::: Supplied entries

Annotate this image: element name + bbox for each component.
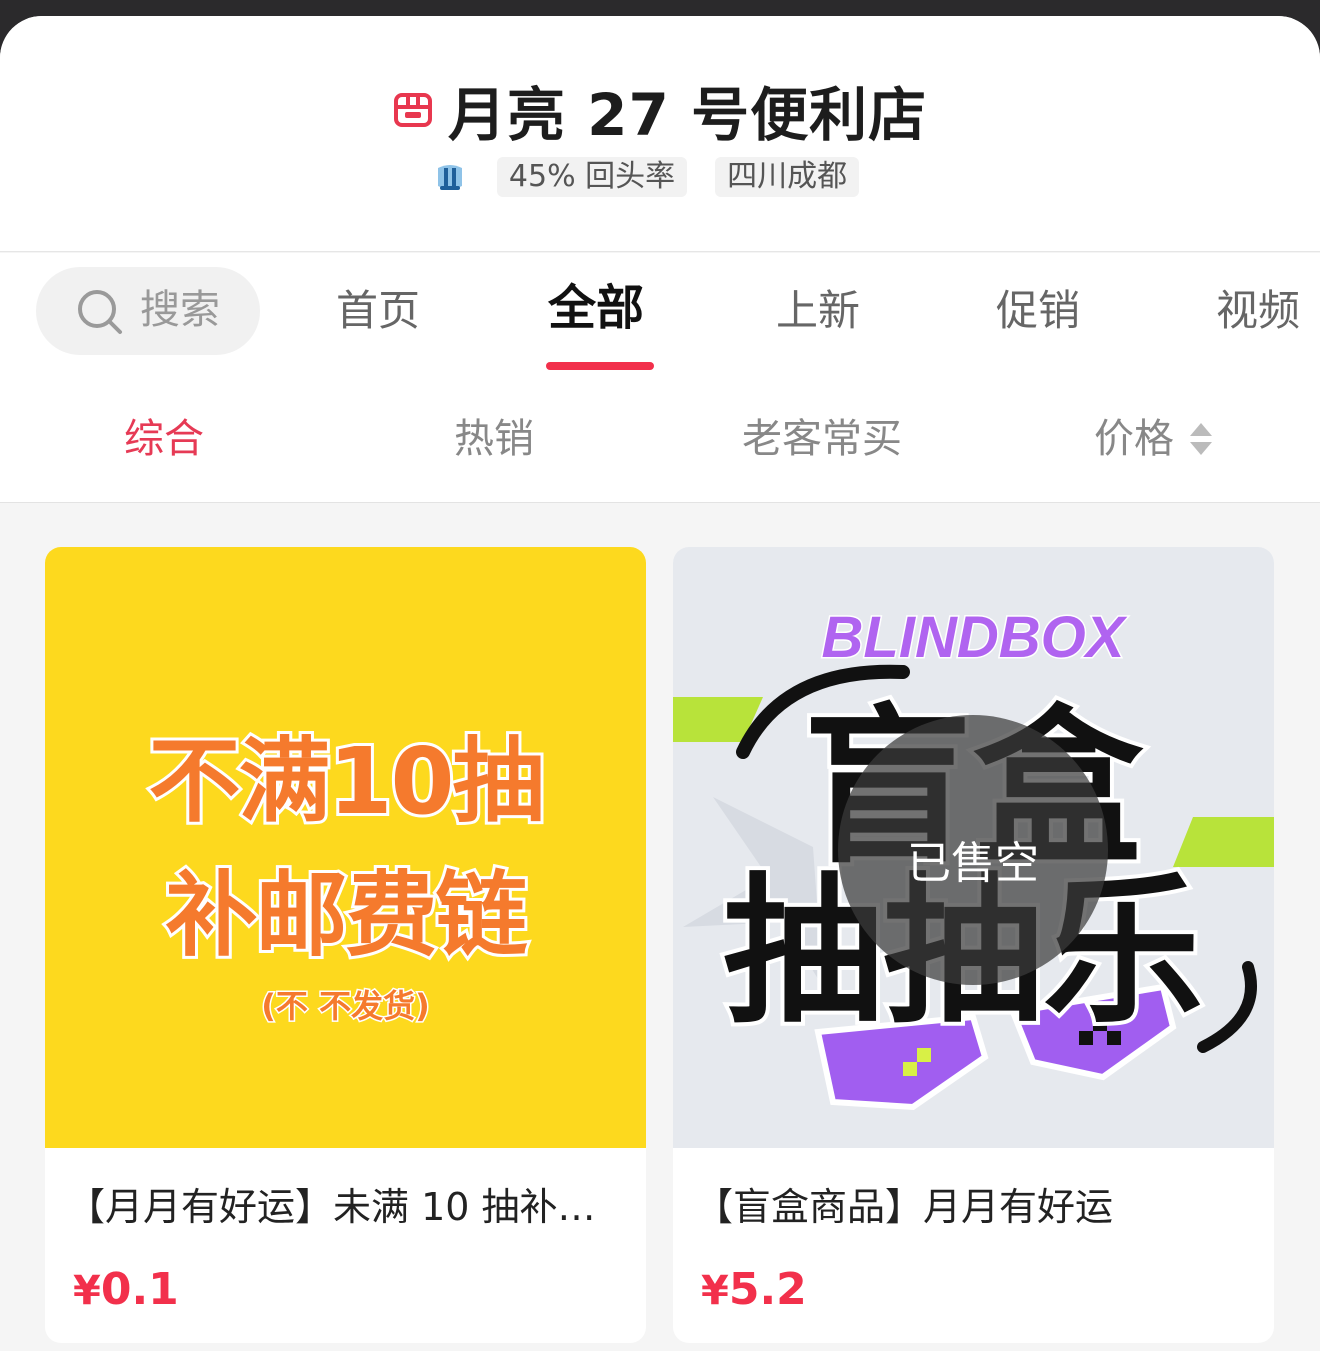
- search-box[interactable]: 搜索: [36, 267, 260, 355]
- art-pixel: [903, 1062, 917, 1076]
- subtab-hot-sales[interactable]: 热销: [454, 413, 534, 465]
- product-card[interactable]: 不满10抽 补邮费链 (不 不发货) 【月月有好运】未满 10 抽补邮费链接 ¥…: [45, 547, 646, 1343]
- product-image[interactable]: BLINDBOX 盲盒 抽抽乐 已售空: [673, 547, 1274, 1148]
- shop-badge-icon: [437, 165, 462, 190]
- product-price: ¥5.2: [701, 1262, 807, 1319]
- sort-arrows-icon[interactable]: [1188, 421, 1214, 457]
- price-currency: ¥: [73, 1268, 101, 1314]
- price-currency: ¥: [701, 1268, 729, 1314]
- sold-out-overlay: 已售空: [838, 715, 1108, 985]
- subtab-price[interactable]: 价格: [1094, 413, 1174, 465]
- product-title[interactable]: 【月月有好运】未满 10 抽补邮费链接: [67, 1182, 627, 1232]
- sold-out-label: 已售空: [907, 838, 1039, 889]
- art-pixel: [917, 1048, 931, 1062]
- search-icon: [78, 290, 122, 334]
- shop-meta-row: 45% 回头率 四川成都: [0, 157, 1320, 197]
- shop-logo-icon: [393, 93, 432, 127]
- price-value: 0.1: [100, 1264, 179, 1315]
- product-image-text-1: 不满10抽: [145, 725, 547, 838]
- shop-name: 月亮 27 号便利店: [447, 81, 928, 149]
- shop-header: 月亮 27 号便利店 45% 回头率 四川成都: [0, 16, 1320, 252]
- art-swoosh-bottom: [1197, 961, 1257, 1053]
- tab-promotion[interactable]: 促销: [996, 283, 1080, 339]
- shop-sheet: 月亮 27 号便利店 45% 回头率 四川成都 搜索 首页 全部 上新 促销 视…: [0, 16, 1320, 1351]
- location-chip: 四川成都: [715, 157, 860, 197]
- return-rate-chip: 45% 回头率: [496, 157, 688, 197]
- product-title[interactable]: 【盲盒商品】月月有好运: [695, 1182, 1255, 1232]
- subtab-repeat-buys[interactable]: 老客常买: [742, 413, 902, 465]
- active-tab-indicator: [546, 362, 654, 370]
- product-card[interactable]: BLINDBOX 盲盒 抽抽乐 已售空 【盲盒商品】月月有好运 ¥5.2: [673, 547, 1274, 1343]
- tab-all[interactable]: 全部: [548, 280, 644, 336]
- product-price: ¥0.1: [73, 1262, 179, 1319]
- product-image[interactable]: 不满10抽 补邮费链 (不 不发货): [45, 547, 646, 1148]
- art-brand-text: BLINDBOX: [822, 605, 1128, 670]
- price-value: 5.2: [728, 1264, 807, 1315]
- shop-nav: 搜索 首页 全部 上新 促销 视频 综合 热销 老客常买 价格: [0, 253, 1320, 503]
- shop-title-row: 月亮 27 号便利店: [0, 68, 1320, 152]
- product-image-text-3: (不 不发货): [260, 986, 431, 1027]
- product-image-text-2: 补邮费链: [162, 859, 530, 972]
- tab-home[interactable]: 首页: [336, 283, 420, 339]
- tab-new[interactable]: 上新: [776, 283, 860, 339]
- search-label: 搜索: [140, 287, 220, 333]
- tab-video[interactable]: 视频: [1216, 283, 1300, 339]
- subtab-overall[interactable]: 综合: [124, 413, 204, 465]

::::::

— Set problem —
Write out the data again with "art-dot" substituted for every instance of "art-pixel", keeping everything else the same. Leave the pictures out of your answer.

— Output for this exercise —
Annotate this image: element name + bbox for each component.
- search-box[interactable]: 搜索: [36, 267, 260, 355]
- art-dot: [903, 1062, 917, 1076]
- subtab-hot-sales[interactable]: 热销: [454, 413, 534, 465]
- product-card[interactable]: 不满10抽 补邮费链 (不 不发货) 【月月有好运】未满 10 抽补邮费链接 ¥…: [45, 547, 646, 1343]
- product-image[interactable]: BLINDBOX 盲盒 抽抽乐 已售空: [673, 547, 1274, 1148]
- shop-badge-icon: [437, 165, 462, 190]
- product-price: ¥5.2: [701, 1262, 807, 1319]
- sort-arrows-icon[interactable]: [1188, 421, 1214, 457]
- price-currency: ¥: [73, 1268, 101, 1314]
- price-currency: ¥: [701, 1268, 729, 1314]
- sold-out-overlay: 已售空: [838, 715, 1108, 985]
- subtab-price[interactable]: 价格: [1094, 413, 1174, 465]
- product-title[interactable]: 【月月有好运】未满 10 抽补邮费链接: [67, 1182, 627, 1232]
- sold-out-label: 已售空: [907, 838, 1039, 889]
- art-dot: [917, 1048, 931, 1062]
- search-icon: [78, 290, 122, 334]
- shop-meta-row: 45% 回头率 四川成都: [0, 157, 1320, 197]
- shop-logo-icon: [393, 93, 432, 127]
- price-value: 0.1: [100, 1264, 179, 1315]
- product-image-text-1: 不满10抽: [145, 725, 547, 838]
- shop-name: 月亮 27 号便利店: [447, 81, 928, 149]
- shop-header: 月亮 27 号便利店 45% 回头率 四川成都: [0, 16, 1320, 252]
- art-swoosh-bottom: [1197, 961, 1257, 1053]
- tab-promotion[interactable]: 促销: [996, 283, 1080, 339]
- shop-sheet: 月亮 27 号便利店 45% 回头率 四川成都 搜索 首页 全部 上新 促销 视…: [0, 16, 1320, 1351]
- location-chip: 四川成都: [715, 157, 860, 197]
- return-rate-chip: 45% 回头率: [496, 157, 688, 197]
- product-title[interactable]: 【盲盒商品】月月有好运: [695, 1182, 1255, 1232]
- subtab-repeat-buys[interactable]: 老客常买: [742, 413, 902, 465]
- active-tab-indicator: [546, 362, 654, 370]
- product-card[interactable]: BLINDBOX 盲盒 抽抽乐 已售空 【盲盒商品】月月有好运 ¥5.2: [673, 547, 1274, 1343]
- tab-all[interactable]: 全部: [548, 280, 644, 336]
- product-price: ¥0.1: [73, 1262, 179, 1319]
- product-image[interactable]: 不满10抽 补邮费链 (不 不发货): [45, 547, 646, 1148]
- art-brand-text: BLINDBOX: [822, 605, 1128, 670]
- price-value: 5.2: [728, 1264, 807, 1315]
- shop-nav: 搜索 首页 全部 上新 促销 视频 综合 热销 老客常买 价格: [0, 253, 1320, 503]
- shop-title-row: 月亮 27 号便利店: [0, 68, 1320, 152]
- product-image-text-3: (不 不发货): [260, 986, 431, 1027]
- product-image-text-2: 补邮费链: [162, 859, 530, 972]
- tab-home[interactable]: 首页: [336, 283, 420, 339]
- tab-new[interactable]: 上新: [776, 283, 860, 339]
- search-label: 搜索: [140, 287, 220, 333]
- tab-video[interactable]: 视频: [1216, 283, 1300, 339]
- subtab-overall[interactable]: 综合: [124, 413, 204, 465]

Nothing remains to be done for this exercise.